— BEGIN —

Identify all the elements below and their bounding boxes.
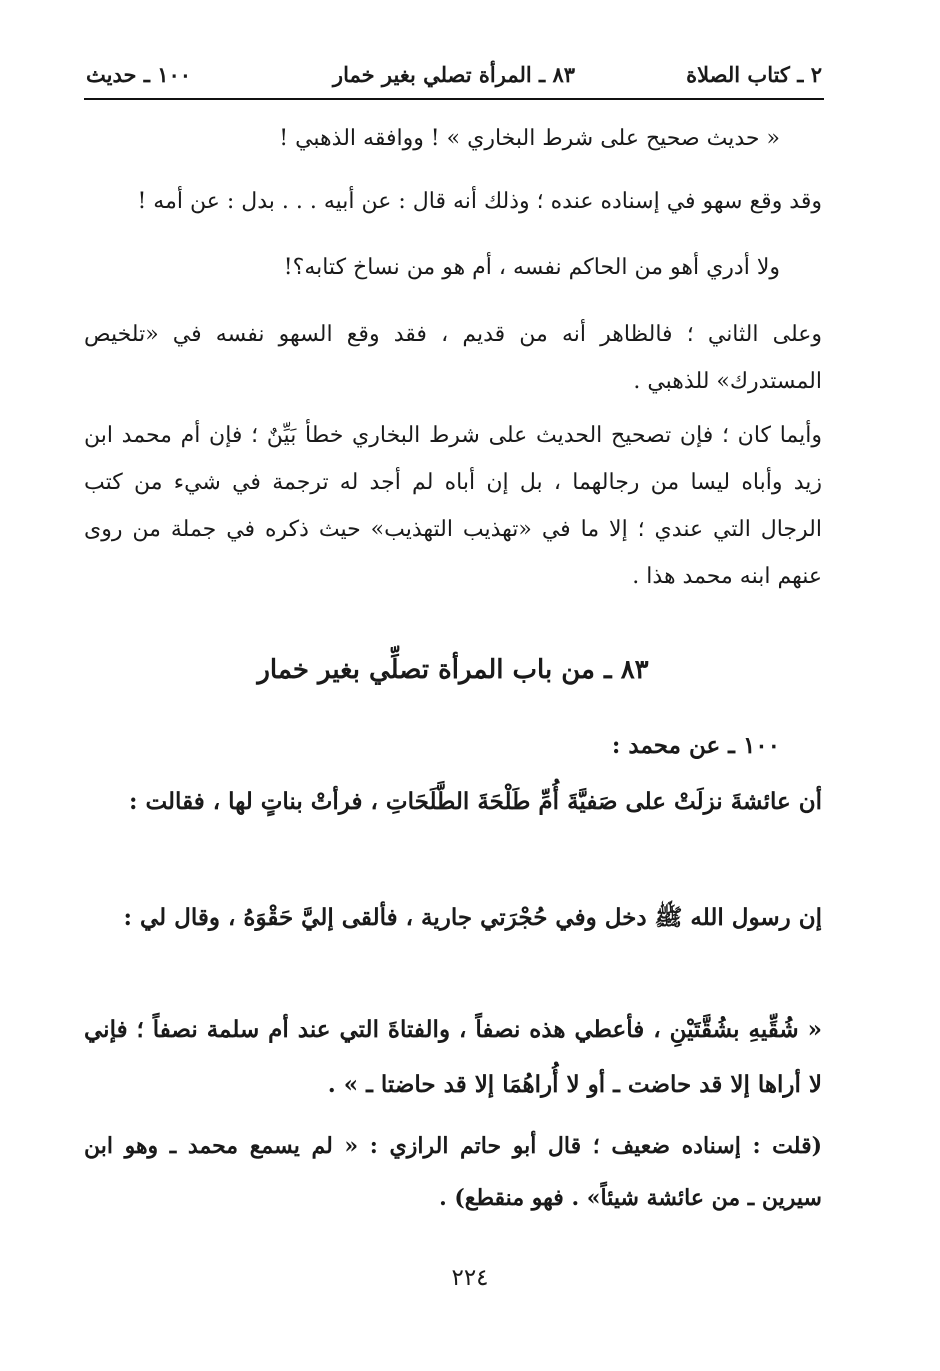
hadith-note: (قلت : إسناده ضعيف ؛ قال أبو حاتم الرازي : « لم يسمع محمد ـ وهو ابن سيرين ـ من عائشة شيئاً» . فهو منقطع) . [84, 1133, 822, 1211]
header-chapter: ٨٣ ـ المرأة تصلي بغير خمار [332, 62, 576, 87]
paragraph-2: وقد وقع سهو في إسناده عنده ؛ وذلك أنه قال : عن أبيه . . . بدل : عن أمه ! [137, 189, 822, 214]
hadith-text-2: إن رسول الله ﷺ دخل وفي حُجْرَتي جارية ، فألقى إليَّ حَقْوَهُ ، وقال لي : [123, 904, 822, 931]
paragraph-4: وعلى الثاني ؛ فالظاهر أنه من قديم ، فقد وقع السهو نفسه في «تلخيص المستدرك» للذهبي . [84, 322, 822, 394]
page-number: ٢٢٤ [451, 1265, 489, 1291]
header-hadith-number: ١٠٠ ـ حديث [86, 62, 192, 87]
header-book-section: ٢ ـ كتاب الصلاة [686, 62, 822, 87]
paragraph-1: « حديث صحيح على شرط البخاري » ! ووافقه الذهبي ! [279, 126, 780, 151]
chapter-title: ٨٣ ـ من باب المرأة تصلِّي بغير خمار [257, 655, 649, 685]
hadith-text-3: « شُقِّيهِ بشُقَّتَيْنِ ، فأعطي هذه نصفاً ، والفتاةَ التي عند أم سلمة نصفاً ؛ فإني لا أراها إلا قد حاضت ـ أو لا أُراهُمَا إلا قد حاضتا ـ » . [84, 1016, 822, 1098]
paragraph-3: ولا أدري أهو من الحاكم نفسه ، أم هو من نساخ كتابه؟! [283, 255, 780, 280]
running-header [84, 58, 824, 100]
paragraph-5: وأيما كان ؛ فإن تصحيح الحديث على شرط البخاري خطأ بَيِّنٌ ؛ فإن أم محمد ابن زيد وأباه ليسا من رجالهما ، بل إن أباه لم أجد له ترجمة في شيء من كتب الرجال التي عندي ؛ إلا ما في «تهذيب التهذيب» حيث ذكره في جملة من روى عنهم ابنه محمد هذا . [84, 423, 822, 589]
hadith-text-1: أن عائشةَ نزلَتْ على صَفيَّةَ أُمِّ طَلْحَةَ الطَّلَحَاتِ ، فرأتْ بناتٍ لها ، فقالت : [128, 788, 822, 815]
hadith-label: ١٠٠ ـ عن محمد : [611, 732, 780, 759]
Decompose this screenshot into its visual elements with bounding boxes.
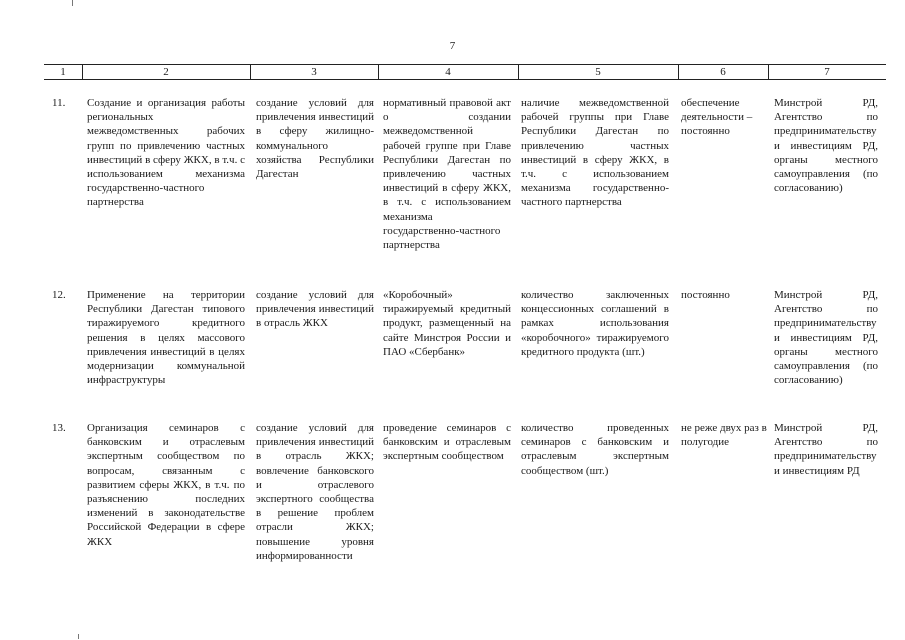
scan-mark <box>78 634 79 639</box>
measure-cell: Организация семинаров с банковским и отраслевым экспертным сообществом по вопросам, связанным с развитием сферы ЖКХ, в т.ч. по разъяснению последних изменений в законодательстве Российской Федерации в сфере ЖКХ <box>87 422 245 548</box>
term-cell: обеспечение деятельности – постоянно <box>681 97 753 138</box>
column-number: 3 <box>311 66 317 78</box>
measure-cell: Создание и организация работы региональных межведомственных рабочих групп по привлечению частных инвестиций в сферу ЖКХ, в т.ч. с использованием механизма государственно-частного партнерства <box>87 97 245 209</box>
scan-mark <box>72 0 73 6</box>
responsible-cell: Минстрой РД, Агентство по предпринимательству и инвестициям РД, органы местного самоуправления (по согласованию) <box>774 289 878 387</box>
indicator-cell: наличие межведомственной рабочей группы при Главе Республики Дагестан по привлечению частных инвестиций в сферу ЖКХ, в т.ч. с использованием механизма государственно-частного партнерства <box>521 97 669 209</box>
result-cell: проведение семинаров с банковским и отраслевым экспертным сообществом <box>383 422 511 463</box>
column-number: 4 <box>445 66 451 78</box>
row-number: 13. <box>52 422 66 434</box>
goal-cell: создание условий для привлечения инвестиций в сферу жилищно-коммунального хозяйства Республики Дагестан <box>256 97 374 181</box>
column-number: 7 <box>824 66 830 78</box>
term-cell: постоянно <box>681 289 730 301</box>
row-number: 12. <box>52 289 66 301</box>
table-header <box>44 64 886 80</box>
term-cell: не реже двух раз в полугодие <box>681 422 767 449</box>
indicator-cell: количество проведенных семинаров с банковским и отраслевым экспертным сообществом (шт.) <box>521 422 669 477</box>
measure-cell: Применение на территории Республики Дагестан типового тиражируемого кредитного решения в целях массового привлечения инвестиций в целях модернизации коммунальной инфраструктуры <box>87 289 245 387</box>
goal-cell: создание условий для привлечения инвестиций в отрасль ЖКХ; вовлечение банковского и отраслевого экспертного сообщества в решение проблем отрасли ЖКХ; повышение уровня информированности <box>256 422 374 562</box>
responsible-cell: Минстрой РД, Агентство по предпринимательству и инвестициям РД <box>774 422 878 477</box>
column-number: 2 <box>163 66 169 78</box>
column-number: 5 <box>595 66 601 78</box>
responsible-cell: Минстрой РД, Агентство по предпринимательству и инвестициям РД, органы местного самоуправления (по согласованию) <box>774 97 878 195</box>
column-number: 1 <box>60 66 66 78</box>
page-number: 7 <box>449 40 456 52</box>
goal-cell: создание условий для привлечения инвестиций в отрасль ЖКХ <box>256 289 374 330</box>
column-number: 6 <box>720 66 726 78</box>
indicator-cell: количество заключенных концессионных соглашений в рамках использования «коробочного» тиражируемого кредитного продукта (шт.) <box>521 289 669 358</box>
result-cell: «Коробочный» тиражируемый кредитный продукт, размещенный на сайте Минстроя России и ПАО «Сбербанк» <box>383 289 511 358</box>
result-cell: нормативный правовой акт о создании межведомственной рабочей группе при Главе Республики Дагестан по привлечению частных инвестиций в сферу ЖКХ, в т.ч. с использованием механизма государственно-частного партнерства <box>383 97 511 252</box>
row-number: 11. <box>52 97 66 109</box>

— END —

◆ **EXERCISE OBJECTIVE**
Reproduce the data word for word, from its start through the line containing "Decompose this screenshot", and include that line. Leave the pictures out.

◆ **RESULT**
Identify all the elements below and their bounding boxes.
hadith-note: (قلت : إسناده ضعيف ؛ قال أبو حاتم الرازي : « لم يسمع محمد ـ وهو ابن سيرين ـ من عائشة شيئاً» . فهو منقطع) . [84, 1133, 822, 1211]
header-chapter: ٨٣ ـ المرأة تصلي بغير خمار [332, 62, 576, 87]
paragraph-2: وقد وقع سهو في إسناده عنده ؛ وذلك أنه قال : عن أبيه . . . بدل : عن أمه ! [137, 189, 822, 214]
hadith-text-2: إن رسول الله ﷺ دخل وفي حُجْرَتي جارية ، فألقى إليَّ حَقْوَهُ ، وقال لي : [123, 904, 822, 931]
paragraph-4: وعلى الثاني ؛ فالظاهر أنه من قديم ، فقد وقع السهو نفسه في «تلخيص المستدرك» للذهبي . [84, 322, 822, 394]
page-number: ٢٢٤ [451, 1265, 489, 1291]
header-hadith-number: ١٠٠ ـ حديث [86, 62, 192, 87]
header-book-section: ٢ ـ كتاب الصلاة [686, 62, 822, 87]
paragraph-1: « حديث صحيح على شرط البخاري » ! ووافقه الذهبي ! [279, 126, 780, 151]
chapter-title: ٨٣ ـ من باب المرأة تصلِّي بغير خمار [257, 655, 649, 685]
hadith-text-3: « شُقِّيهِ بشُقَّتَيْنِ ، فأعطي هذه نصفاً ، والفتاةَ التي عند أم سلمة نصفاً ؛ فإني لا أراها إلا قد حاضت ـ أو لا أُراهُمَا إلا قد حاضتا ـ » . [84, 1016, 822, 1098]
paragraph-3: ولا أدري أهو من الحاكم نفسه ، أم هو من نساخ كتابه؟! [283, 255, 780, 280]
running-header [84, 58, 824, 100]
paragraph-5: وأيما كان ؛ فإن تصحيح الحديث على شرط البخاري خطأ بَيِّنٌ ؛ فإن أم محمد ابن زيد وأباه ليسا من رجالهما ، بل إن أباه لم أجد له ترجمة في شيء من كتب الرجال التي عندي ؛ إلا ما في «تهذيب التهذيب» حيث ذكره في جملة من روى عنهم ابنه محمد هذا . [84, 423, 822, 589]
hadith-text-1: أن عائشةَ نزلَتْ على صَفيَّةَ أُمِّ طَلْحَةَ الطَّلَحَاتِ ، فرأتْ بناتٍ لها ، فقالت : [128, 788, 822, 815]
hadith-label: ١٠٠ ـ عن محمد : [611, 732, 780, 759]
Decompose this screenshot into its visual elements with bounding boxes.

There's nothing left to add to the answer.